Some records
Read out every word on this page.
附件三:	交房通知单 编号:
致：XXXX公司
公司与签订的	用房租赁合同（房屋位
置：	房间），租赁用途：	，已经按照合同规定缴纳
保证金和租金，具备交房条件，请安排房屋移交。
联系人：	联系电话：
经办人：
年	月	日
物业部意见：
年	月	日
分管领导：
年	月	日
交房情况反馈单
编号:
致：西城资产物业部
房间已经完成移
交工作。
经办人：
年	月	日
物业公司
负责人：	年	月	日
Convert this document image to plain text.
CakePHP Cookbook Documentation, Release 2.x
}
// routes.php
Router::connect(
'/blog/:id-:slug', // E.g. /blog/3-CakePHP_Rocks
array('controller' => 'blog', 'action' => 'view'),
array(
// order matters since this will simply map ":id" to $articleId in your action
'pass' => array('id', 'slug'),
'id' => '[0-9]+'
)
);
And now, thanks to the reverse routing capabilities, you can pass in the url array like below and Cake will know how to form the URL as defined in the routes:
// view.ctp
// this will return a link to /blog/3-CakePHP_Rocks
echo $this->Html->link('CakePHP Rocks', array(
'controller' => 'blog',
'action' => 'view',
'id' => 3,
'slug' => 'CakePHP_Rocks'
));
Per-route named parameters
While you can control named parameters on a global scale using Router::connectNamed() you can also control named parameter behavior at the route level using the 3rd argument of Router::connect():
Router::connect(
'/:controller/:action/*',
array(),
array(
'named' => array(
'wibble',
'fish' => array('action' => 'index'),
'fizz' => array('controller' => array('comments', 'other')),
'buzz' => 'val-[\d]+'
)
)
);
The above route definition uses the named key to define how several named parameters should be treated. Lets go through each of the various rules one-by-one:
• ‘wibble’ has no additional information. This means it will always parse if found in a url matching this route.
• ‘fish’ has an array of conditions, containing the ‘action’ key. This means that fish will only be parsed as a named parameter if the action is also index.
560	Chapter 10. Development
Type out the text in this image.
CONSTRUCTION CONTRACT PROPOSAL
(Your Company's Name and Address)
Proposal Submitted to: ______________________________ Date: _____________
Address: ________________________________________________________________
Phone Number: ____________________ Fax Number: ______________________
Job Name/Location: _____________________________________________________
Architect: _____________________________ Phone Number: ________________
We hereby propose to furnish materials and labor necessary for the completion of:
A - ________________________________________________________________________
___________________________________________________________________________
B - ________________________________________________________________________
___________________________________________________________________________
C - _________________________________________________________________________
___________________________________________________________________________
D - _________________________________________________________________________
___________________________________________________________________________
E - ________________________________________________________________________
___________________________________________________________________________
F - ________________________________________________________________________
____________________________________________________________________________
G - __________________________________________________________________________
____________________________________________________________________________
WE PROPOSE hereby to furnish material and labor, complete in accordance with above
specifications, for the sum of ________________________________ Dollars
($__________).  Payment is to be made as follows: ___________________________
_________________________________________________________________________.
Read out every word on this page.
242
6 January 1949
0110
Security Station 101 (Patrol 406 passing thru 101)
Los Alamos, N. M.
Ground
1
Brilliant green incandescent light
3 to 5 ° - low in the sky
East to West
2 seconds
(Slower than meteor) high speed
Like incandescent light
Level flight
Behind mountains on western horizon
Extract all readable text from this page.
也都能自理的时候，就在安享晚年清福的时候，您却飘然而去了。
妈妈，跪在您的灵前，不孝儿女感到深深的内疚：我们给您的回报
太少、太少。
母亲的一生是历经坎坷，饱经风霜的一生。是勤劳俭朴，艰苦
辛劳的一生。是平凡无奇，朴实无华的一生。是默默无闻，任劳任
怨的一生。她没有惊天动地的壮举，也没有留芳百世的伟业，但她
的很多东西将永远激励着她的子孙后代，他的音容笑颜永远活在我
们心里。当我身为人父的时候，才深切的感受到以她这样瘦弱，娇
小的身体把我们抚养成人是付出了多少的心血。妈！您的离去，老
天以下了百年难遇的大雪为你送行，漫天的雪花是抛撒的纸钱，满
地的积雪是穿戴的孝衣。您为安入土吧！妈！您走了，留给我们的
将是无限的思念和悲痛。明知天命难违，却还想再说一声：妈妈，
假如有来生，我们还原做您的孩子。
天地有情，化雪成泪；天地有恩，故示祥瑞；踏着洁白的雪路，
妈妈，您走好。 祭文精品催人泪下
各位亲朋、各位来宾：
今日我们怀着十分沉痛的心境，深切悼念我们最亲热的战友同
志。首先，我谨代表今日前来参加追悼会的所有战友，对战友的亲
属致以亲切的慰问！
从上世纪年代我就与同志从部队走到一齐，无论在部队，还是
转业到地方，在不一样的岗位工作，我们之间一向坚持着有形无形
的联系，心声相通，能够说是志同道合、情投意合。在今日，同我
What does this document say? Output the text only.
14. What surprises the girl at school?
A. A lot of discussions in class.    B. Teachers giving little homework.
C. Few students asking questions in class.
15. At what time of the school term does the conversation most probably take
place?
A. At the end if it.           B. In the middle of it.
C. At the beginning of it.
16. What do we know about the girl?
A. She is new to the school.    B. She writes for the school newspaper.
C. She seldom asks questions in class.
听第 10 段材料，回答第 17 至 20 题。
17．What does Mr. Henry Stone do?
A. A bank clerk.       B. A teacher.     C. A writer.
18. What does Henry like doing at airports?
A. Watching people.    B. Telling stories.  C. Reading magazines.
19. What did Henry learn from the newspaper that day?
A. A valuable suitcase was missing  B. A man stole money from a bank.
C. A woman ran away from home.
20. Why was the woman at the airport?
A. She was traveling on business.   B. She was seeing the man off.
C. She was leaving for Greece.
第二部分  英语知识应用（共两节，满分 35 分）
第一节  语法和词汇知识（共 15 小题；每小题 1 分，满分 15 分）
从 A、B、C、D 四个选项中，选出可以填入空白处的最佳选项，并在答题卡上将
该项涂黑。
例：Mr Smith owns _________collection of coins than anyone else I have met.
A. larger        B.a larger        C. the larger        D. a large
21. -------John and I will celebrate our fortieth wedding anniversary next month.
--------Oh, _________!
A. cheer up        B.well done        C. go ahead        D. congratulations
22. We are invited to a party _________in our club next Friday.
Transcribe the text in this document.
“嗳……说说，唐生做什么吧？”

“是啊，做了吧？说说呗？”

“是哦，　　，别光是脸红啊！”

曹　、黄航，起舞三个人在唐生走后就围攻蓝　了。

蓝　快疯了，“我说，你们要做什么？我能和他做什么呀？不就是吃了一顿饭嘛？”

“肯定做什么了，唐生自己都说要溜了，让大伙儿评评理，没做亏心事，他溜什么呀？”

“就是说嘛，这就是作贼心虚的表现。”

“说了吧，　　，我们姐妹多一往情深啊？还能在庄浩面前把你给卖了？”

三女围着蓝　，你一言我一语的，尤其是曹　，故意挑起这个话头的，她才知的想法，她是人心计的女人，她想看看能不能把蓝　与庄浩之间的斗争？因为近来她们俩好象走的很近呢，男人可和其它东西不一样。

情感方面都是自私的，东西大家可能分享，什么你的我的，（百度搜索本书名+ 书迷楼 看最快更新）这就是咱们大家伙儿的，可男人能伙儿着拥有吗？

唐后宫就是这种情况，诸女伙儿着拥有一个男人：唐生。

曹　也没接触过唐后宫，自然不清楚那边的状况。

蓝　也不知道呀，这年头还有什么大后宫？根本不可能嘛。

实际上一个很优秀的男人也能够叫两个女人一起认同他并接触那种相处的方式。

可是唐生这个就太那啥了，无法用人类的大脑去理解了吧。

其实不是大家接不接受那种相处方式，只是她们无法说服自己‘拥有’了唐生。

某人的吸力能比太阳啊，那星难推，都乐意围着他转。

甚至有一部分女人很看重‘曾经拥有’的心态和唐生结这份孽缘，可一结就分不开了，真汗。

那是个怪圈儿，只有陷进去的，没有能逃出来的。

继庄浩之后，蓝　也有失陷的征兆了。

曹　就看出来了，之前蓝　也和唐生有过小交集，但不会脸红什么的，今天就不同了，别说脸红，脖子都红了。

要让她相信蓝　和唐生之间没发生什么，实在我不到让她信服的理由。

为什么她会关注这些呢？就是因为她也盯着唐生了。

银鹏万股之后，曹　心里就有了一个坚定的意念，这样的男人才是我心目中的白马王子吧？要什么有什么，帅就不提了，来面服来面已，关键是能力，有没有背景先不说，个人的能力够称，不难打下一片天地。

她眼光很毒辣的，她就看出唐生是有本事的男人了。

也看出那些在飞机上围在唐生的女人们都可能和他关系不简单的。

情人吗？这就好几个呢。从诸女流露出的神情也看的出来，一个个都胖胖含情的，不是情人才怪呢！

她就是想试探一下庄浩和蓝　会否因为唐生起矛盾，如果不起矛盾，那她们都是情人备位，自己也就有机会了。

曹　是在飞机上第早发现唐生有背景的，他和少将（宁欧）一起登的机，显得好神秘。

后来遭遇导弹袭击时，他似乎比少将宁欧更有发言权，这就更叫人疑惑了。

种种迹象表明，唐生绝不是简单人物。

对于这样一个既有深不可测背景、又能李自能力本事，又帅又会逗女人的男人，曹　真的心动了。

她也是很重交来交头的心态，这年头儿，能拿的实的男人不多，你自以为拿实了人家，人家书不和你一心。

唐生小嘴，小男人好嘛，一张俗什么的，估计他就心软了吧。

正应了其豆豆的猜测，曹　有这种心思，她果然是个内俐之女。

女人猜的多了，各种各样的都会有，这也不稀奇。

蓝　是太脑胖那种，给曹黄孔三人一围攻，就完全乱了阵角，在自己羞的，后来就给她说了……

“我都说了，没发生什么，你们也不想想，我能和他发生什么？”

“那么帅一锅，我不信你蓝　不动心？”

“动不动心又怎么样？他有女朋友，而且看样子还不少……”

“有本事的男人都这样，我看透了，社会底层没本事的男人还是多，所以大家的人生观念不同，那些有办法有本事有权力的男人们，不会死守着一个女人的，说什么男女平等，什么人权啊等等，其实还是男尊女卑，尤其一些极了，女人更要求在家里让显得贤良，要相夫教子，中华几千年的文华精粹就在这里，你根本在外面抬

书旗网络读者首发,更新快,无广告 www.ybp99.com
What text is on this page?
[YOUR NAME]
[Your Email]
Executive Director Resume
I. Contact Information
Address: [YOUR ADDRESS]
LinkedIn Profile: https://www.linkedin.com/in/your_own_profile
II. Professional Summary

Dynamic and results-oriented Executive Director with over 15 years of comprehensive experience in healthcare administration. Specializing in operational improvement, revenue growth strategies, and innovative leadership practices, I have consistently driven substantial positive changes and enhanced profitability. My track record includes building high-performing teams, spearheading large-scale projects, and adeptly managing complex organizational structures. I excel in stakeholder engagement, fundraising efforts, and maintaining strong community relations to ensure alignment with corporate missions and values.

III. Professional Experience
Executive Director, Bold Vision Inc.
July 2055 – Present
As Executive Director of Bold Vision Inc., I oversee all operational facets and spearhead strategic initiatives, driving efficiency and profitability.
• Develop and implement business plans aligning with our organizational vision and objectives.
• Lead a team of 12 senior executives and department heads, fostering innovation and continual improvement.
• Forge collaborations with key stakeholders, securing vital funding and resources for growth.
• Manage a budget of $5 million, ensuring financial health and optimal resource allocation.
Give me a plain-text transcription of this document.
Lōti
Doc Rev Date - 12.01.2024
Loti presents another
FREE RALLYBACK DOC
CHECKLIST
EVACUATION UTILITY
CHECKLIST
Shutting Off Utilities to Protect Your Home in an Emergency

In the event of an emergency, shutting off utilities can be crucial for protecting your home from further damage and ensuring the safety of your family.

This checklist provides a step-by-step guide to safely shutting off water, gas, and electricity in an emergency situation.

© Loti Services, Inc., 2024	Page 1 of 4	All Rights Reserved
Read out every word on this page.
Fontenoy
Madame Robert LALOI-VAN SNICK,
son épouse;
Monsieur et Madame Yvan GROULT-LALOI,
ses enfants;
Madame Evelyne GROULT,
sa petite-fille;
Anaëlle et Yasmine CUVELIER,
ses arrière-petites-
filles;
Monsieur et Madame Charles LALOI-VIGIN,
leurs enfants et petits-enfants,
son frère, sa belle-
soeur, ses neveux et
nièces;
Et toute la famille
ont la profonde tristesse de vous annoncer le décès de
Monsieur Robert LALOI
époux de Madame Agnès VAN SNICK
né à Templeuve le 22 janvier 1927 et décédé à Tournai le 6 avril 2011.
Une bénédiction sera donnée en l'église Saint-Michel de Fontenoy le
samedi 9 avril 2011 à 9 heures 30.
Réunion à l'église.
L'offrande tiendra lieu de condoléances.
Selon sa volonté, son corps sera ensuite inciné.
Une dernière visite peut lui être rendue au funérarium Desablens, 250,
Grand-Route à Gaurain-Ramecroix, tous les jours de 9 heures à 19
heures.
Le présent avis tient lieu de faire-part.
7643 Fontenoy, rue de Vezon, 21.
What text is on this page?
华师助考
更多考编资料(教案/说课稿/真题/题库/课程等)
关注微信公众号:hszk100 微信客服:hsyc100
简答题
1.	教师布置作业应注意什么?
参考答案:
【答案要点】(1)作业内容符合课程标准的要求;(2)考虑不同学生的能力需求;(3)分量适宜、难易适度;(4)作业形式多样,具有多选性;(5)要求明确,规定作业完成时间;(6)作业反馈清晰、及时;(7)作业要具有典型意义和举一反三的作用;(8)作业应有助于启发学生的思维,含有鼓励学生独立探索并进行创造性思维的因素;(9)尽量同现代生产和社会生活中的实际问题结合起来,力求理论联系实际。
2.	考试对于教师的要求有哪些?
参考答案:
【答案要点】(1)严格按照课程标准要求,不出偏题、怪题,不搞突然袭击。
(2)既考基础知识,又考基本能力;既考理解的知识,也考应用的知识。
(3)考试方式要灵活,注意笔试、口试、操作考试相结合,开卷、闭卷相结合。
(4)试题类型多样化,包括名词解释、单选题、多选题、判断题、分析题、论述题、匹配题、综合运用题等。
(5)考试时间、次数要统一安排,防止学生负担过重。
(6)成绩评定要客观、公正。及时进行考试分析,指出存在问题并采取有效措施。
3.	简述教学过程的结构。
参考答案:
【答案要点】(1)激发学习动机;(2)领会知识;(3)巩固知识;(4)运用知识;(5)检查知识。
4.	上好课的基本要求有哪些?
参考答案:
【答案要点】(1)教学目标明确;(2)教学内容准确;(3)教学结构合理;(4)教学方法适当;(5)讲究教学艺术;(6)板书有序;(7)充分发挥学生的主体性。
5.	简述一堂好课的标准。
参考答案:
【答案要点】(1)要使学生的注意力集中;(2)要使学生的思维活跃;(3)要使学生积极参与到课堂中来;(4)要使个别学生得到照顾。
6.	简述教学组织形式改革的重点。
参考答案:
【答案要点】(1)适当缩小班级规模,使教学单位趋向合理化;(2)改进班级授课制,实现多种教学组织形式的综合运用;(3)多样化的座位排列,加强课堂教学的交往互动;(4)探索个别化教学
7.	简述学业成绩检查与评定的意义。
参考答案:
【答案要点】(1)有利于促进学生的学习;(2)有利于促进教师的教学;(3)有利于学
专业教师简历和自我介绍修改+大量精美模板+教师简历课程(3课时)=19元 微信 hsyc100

Goal:
Out of the material above, select every line that holds the string "parameters".

Response below:
Per-route named parameters
While you can control named parameters on a global scale using Router::connectNamed() you can also control named parameter behavior at the route level using the 3rd argument of Router::connect():
The above route definition uses the named key to define how several named parameters should be treated. Lets go through each of the various rules one-by-one:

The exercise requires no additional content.